▸ EXERCISE DIRECTIONS
For the data that follows, report how many lines contain the word "fixées", and nothing else.

==== GIVEN RECORDS

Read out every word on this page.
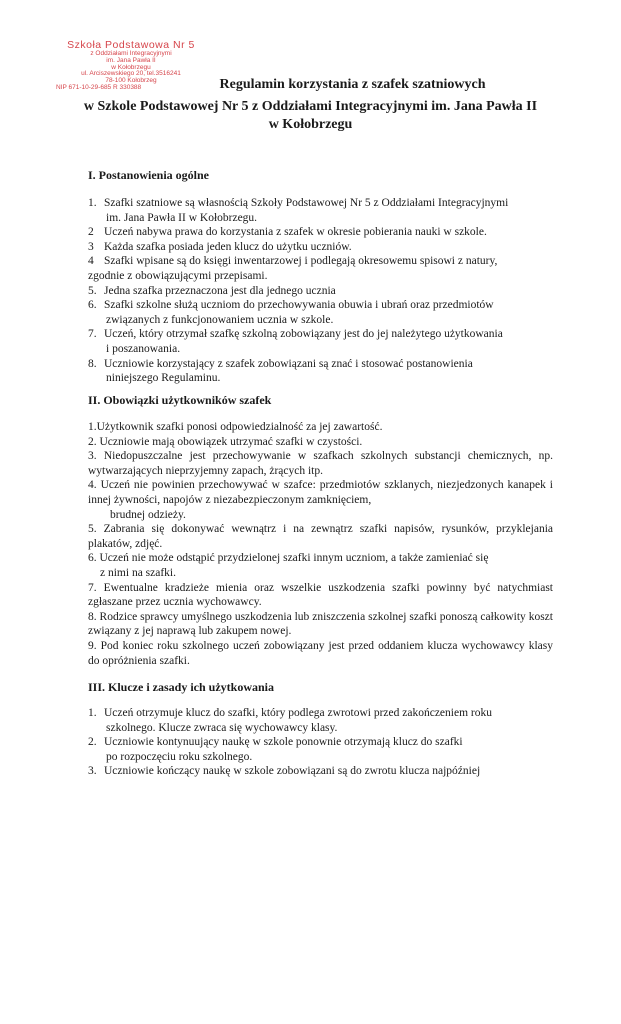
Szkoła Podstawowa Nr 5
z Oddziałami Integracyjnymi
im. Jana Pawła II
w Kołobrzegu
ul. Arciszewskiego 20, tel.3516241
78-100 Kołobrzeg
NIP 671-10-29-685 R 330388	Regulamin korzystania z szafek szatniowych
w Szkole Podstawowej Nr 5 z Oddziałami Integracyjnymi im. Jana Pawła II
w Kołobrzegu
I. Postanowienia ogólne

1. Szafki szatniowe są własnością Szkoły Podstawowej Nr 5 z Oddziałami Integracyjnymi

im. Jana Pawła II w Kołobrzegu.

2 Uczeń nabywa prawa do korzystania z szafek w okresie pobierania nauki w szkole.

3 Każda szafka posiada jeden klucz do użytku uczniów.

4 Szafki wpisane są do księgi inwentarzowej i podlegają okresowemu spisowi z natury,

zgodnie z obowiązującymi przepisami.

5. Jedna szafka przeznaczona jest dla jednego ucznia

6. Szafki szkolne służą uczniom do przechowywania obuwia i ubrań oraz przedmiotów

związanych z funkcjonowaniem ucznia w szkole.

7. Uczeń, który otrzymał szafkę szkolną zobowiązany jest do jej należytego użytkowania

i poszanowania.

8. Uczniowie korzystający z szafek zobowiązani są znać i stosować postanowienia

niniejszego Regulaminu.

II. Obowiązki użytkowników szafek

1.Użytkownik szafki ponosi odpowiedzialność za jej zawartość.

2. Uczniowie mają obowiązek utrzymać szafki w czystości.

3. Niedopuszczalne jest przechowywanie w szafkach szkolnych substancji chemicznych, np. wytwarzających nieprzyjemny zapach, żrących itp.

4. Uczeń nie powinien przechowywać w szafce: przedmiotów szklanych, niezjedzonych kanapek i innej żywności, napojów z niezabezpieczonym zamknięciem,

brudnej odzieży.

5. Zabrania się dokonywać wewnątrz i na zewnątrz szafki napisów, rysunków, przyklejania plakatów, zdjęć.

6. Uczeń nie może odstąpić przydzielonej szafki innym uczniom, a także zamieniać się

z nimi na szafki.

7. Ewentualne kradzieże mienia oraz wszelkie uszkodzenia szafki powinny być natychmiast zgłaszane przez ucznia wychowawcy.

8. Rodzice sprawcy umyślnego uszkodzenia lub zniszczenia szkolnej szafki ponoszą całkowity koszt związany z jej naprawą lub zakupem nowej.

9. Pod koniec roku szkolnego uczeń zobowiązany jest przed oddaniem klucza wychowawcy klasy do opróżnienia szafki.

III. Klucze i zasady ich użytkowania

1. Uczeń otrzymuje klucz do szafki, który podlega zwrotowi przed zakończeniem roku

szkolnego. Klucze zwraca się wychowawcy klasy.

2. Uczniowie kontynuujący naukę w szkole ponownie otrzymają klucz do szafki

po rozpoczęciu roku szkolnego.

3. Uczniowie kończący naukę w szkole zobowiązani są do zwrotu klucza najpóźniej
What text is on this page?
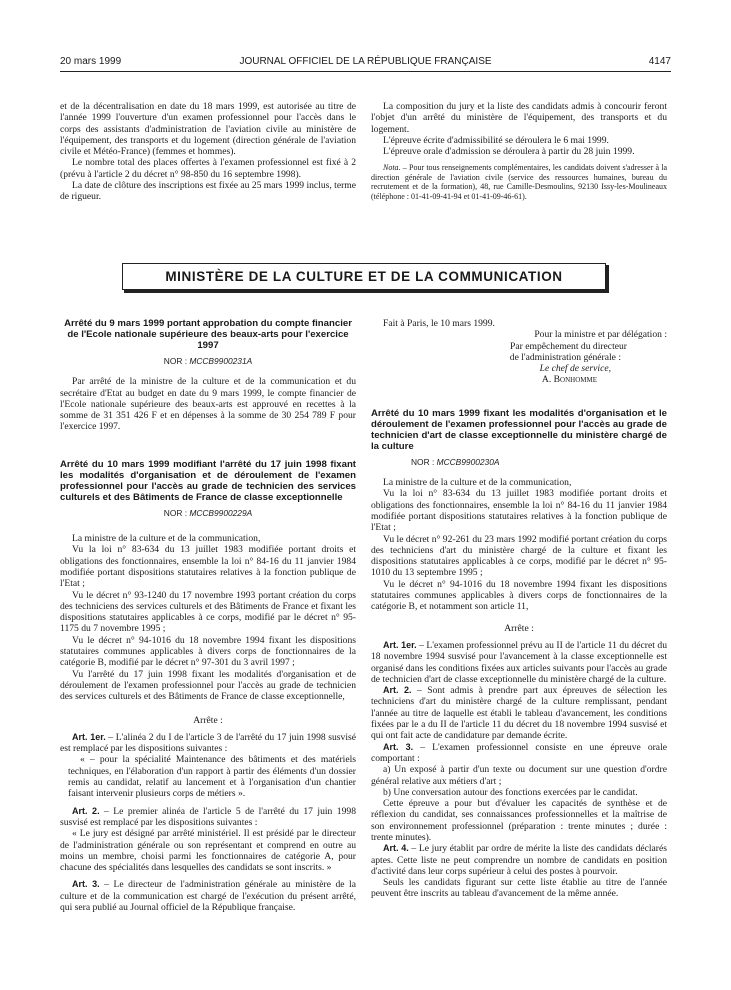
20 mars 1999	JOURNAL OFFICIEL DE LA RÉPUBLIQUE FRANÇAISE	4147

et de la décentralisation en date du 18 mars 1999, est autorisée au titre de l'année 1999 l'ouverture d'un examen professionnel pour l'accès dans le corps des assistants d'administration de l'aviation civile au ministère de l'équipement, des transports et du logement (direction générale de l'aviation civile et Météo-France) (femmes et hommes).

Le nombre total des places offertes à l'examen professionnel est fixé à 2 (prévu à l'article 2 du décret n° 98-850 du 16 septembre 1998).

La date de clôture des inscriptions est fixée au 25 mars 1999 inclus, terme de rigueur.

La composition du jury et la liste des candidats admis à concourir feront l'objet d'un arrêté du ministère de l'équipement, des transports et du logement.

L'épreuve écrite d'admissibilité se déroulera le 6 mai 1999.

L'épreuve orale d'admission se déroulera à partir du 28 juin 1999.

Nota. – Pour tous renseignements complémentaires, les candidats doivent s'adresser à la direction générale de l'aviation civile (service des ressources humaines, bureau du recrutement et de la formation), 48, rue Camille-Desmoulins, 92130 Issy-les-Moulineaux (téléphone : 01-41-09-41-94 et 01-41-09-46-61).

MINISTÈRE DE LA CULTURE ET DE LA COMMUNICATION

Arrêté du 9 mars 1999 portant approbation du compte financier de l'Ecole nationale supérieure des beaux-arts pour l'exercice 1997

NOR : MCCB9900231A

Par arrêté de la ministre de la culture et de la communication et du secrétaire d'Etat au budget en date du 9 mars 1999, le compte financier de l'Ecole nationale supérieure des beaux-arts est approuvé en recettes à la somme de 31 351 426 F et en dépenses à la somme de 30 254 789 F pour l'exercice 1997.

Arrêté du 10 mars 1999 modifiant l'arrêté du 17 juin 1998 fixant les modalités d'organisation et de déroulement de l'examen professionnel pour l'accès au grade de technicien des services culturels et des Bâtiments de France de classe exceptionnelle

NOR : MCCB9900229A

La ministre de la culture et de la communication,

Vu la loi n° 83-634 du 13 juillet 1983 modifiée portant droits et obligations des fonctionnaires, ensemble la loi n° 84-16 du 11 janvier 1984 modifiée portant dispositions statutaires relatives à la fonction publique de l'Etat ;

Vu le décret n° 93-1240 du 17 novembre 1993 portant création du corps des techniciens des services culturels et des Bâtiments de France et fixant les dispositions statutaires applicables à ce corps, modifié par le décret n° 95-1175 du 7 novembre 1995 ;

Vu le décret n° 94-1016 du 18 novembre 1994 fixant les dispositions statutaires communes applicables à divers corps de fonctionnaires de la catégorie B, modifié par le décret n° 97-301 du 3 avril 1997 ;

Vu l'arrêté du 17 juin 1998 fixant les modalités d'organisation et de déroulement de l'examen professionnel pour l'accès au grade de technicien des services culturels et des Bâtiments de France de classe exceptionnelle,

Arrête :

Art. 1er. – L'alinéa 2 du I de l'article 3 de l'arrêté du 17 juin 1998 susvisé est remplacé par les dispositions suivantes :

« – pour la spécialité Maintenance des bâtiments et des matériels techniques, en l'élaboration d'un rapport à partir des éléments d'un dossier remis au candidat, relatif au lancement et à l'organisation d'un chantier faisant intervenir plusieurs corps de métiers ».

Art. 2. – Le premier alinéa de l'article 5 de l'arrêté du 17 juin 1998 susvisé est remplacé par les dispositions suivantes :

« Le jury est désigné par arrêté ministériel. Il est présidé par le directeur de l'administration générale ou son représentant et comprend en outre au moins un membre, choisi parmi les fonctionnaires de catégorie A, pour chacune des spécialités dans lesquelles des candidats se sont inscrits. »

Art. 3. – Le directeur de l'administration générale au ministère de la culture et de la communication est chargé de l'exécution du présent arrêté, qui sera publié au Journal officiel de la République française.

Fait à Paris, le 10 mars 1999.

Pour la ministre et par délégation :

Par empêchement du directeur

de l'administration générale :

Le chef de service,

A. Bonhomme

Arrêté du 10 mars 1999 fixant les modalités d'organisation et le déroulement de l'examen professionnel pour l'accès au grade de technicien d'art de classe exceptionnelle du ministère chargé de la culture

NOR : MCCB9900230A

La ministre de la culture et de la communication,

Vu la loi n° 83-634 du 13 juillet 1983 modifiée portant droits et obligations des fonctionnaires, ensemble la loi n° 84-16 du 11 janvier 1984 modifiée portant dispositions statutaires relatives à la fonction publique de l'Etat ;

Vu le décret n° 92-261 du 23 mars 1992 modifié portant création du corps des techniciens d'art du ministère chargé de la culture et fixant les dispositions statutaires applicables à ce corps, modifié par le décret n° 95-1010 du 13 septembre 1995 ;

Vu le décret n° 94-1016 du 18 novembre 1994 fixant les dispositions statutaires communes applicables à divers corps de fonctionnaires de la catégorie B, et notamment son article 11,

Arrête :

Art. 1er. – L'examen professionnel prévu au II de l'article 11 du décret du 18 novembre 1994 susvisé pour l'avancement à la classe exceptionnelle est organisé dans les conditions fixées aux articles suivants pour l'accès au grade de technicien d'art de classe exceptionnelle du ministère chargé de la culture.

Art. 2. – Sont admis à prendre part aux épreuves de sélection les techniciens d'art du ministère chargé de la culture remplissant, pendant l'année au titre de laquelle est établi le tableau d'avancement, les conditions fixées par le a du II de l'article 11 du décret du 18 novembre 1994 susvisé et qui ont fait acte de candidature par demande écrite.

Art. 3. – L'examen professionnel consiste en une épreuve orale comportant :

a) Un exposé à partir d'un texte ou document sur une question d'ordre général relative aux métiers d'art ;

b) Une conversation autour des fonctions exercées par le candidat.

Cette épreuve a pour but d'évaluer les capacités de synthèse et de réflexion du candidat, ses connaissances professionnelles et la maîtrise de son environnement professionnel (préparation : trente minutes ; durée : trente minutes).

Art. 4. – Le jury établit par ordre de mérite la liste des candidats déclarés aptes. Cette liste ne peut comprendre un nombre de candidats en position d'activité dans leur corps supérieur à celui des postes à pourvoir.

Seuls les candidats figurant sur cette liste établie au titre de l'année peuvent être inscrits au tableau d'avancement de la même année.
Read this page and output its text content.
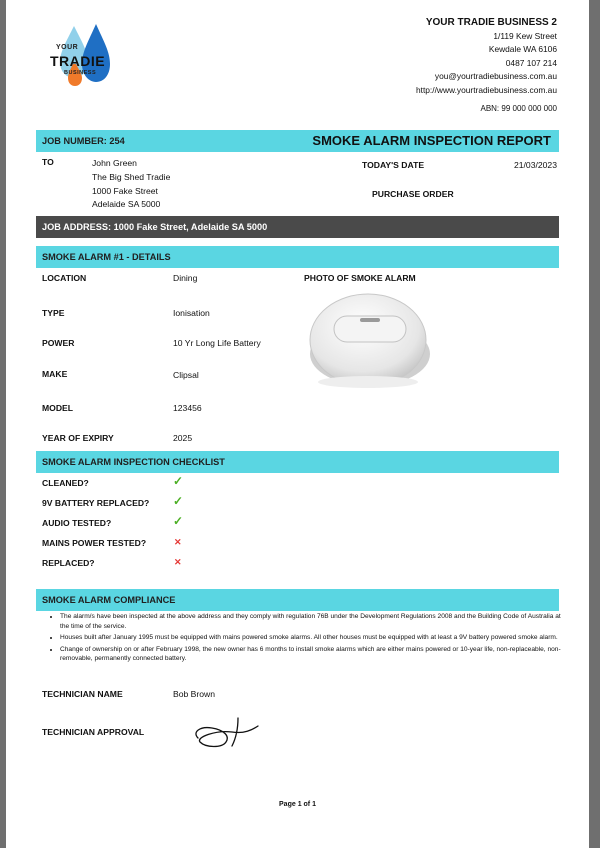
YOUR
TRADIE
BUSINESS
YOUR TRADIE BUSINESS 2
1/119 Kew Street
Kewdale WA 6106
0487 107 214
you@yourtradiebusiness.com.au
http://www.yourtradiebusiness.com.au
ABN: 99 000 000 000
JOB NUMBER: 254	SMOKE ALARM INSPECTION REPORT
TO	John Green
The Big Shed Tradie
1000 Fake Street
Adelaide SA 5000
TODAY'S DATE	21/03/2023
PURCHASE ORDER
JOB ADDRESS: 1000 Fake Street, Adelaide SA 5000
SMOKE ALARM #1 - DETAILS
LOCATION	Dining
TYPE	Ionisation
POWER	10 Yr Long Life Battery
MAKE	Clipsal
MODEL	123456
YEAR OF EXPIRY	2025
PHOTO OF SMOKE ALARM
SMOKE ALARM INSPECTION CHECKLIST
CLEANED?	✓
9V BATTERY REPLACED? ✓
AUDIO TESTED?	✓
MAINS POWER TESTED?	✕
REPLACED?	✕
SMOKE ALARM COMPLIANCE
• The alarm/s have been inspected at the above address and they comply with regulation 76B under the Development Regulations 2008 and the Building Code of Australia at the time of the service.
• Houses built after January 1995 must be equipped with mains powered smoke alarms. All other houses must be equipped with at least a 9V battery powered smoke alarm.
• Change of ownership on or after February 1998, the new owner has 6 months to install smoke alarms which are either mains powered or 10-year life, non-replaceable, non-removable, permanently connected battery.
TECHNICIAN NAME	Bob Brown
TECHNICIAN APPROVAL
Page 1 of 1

========

▸ REPLY TO THE EXERCISE
2